Copy the lines verbatim, beginning with the line that contains "What data populates" and continuing through the end of the data, and only those lines.
:: Dataset ::
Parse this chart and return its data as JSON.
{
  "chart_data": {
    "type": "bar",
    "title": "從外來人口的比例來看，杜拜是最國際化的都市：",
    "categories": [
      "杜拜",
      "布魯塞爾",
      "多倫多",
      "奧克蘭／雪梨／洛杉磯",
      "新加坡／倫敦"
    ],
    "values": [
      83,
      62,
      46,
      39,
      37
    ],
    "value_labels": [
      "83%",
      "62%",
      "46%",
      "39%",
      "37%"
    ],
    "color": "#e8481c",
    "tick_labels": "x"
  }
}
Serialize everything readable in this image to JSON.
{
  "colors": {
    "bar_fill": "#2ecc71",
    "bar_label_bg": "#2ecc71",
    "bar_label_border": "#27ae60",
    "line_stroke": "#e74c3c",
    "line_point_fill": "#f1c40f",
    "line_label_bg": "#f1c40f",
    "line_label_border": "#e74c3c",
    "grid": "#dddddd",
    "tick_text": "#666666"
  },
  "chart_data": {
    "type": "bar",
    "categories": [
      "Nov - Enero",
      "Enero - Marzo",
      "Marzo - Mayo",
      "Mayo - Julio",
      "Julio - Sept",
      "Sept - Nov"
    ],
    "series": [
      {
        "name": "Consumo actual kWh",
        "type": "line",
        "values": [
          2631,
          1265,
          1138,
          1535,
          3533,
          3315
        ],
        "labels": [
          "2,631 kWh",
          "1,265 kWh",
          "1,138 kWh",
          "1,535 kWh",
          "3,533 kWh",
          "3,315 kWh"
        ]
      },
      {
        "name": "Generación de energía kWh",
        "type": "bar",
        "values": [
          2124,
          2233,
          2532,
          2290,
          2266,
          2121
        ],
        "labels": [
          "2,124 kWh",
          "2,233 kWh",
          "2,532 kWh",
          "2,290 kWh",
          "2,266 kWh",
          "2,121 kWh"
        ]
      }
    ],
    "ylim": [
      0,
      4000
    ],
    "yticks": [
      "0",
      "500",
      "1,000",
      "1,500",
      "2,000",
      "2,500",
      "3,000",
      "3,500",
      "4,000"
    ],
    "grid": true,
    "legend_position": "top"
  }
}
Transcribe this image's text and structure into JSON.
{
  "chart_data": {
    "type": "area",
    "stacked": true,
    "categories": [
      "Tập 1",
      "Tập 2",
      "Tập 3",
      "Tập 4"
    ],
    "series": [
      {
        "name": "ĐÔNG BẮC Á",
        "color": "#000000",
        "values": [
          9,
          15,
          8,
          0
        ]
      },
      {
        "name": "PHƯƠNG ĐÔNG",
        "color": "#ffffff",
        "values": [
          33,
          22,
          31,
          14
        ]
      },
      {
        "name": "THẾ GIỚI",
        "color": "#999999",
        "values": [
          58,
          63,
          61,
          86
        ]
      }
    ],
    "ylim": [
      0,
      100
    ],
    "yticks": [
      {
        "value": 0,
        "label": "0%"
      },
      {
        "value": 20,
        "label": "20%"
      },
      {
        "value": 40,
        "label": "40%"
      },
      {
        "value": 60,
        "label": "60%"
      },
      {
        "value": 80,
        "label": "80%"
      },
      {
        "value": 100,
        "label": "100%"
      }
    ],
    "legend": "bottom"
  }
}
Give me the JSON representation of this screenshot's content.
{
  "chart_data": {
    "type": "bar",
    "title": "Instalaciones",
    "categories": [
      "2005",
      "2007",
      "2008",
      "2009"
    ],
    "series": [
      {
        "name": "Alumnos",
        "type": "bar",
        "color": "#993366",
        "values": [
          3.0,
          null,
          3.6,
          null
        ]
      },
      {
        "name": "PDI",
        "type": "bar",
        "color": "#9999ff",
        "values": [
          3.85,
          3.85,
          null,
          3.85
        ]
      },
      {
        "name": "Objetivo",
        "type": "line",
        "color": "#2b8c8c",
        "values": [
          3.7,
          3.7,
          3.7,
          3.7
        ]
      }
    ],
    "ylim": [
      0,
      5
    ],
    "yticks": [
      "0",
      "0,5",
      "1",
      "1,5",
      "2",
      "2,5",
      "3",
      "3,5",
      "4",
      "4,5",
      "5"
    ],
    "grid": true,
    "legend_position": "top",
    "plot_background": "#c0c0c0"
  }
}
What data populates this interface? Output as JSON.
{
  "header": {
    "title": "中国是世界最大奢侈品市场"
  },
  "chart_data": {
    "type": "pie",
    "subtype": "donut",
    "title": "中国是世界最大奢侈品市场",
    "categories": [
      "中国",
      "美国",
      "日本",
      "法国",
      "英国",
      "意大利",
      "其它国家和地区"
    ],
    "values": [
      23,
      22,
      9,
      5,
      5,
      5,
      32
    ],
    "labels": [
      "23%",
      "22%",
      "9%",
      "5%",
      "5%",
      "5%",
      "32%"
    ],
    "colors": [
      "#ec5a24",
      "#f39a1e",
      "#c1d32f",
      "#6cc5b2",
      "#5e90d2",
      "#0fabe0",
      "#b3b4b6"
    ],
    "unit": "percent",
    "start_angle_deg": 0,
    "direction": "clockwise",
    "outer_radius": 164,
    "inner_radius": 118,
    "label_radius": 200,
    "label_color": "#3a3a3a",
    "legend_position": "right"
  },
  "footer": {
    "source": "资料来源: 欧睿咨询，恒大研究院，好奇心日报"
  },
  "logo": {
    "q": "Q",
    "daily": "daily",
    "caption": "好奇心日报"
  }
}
:::
### Completed task
What data populates this interface? Output as JSON.
{
  "header": {
    "title": "中国是世界最大奢侈品市场"
  },
  "chart_data": {
    "type": "pie",
    "subtype": "donut",
    "title": "中国是世界最大奢侈品市场",
    "categories": [
      "中国",
      "美国",
      "日本",
      "法国",
      "英国",
      "意大利",
      "其它国家和地区"
    ],
    "values": [
      23,
      22,
      9,
      5,
      5,
      5,
      32
    ],
    "labels": [
      "23%",
      "22%",
      "9%",
      "5%",
      "5%",
      "5%",
      "32%"
    ],
    "colors": [
      "#ec5a24",
      "#f39a1e",
      "#c1d32f",
      "#6cc5b2",
      "#5e90d2",
      "#0fabe0",
      "#b3b4b6"
    ],
    "unit": "percent",
    "start_angle_deg": 0,
    "direction": "clockwise",
    "outer_radius": 164,
    "inner_radius": 118,
    "label_radius": 200,
    "label_color": "#3a3a3a",
    "legend_position": "right"
  },
  "footer": {
    "source": "资料来源: 欧睿咨询，恒大研究院，好奇心日报"
  },
  "logo": {
    "q": "Q",
    "daily": "daily",
    "caption": "好奇心日报"
  }
}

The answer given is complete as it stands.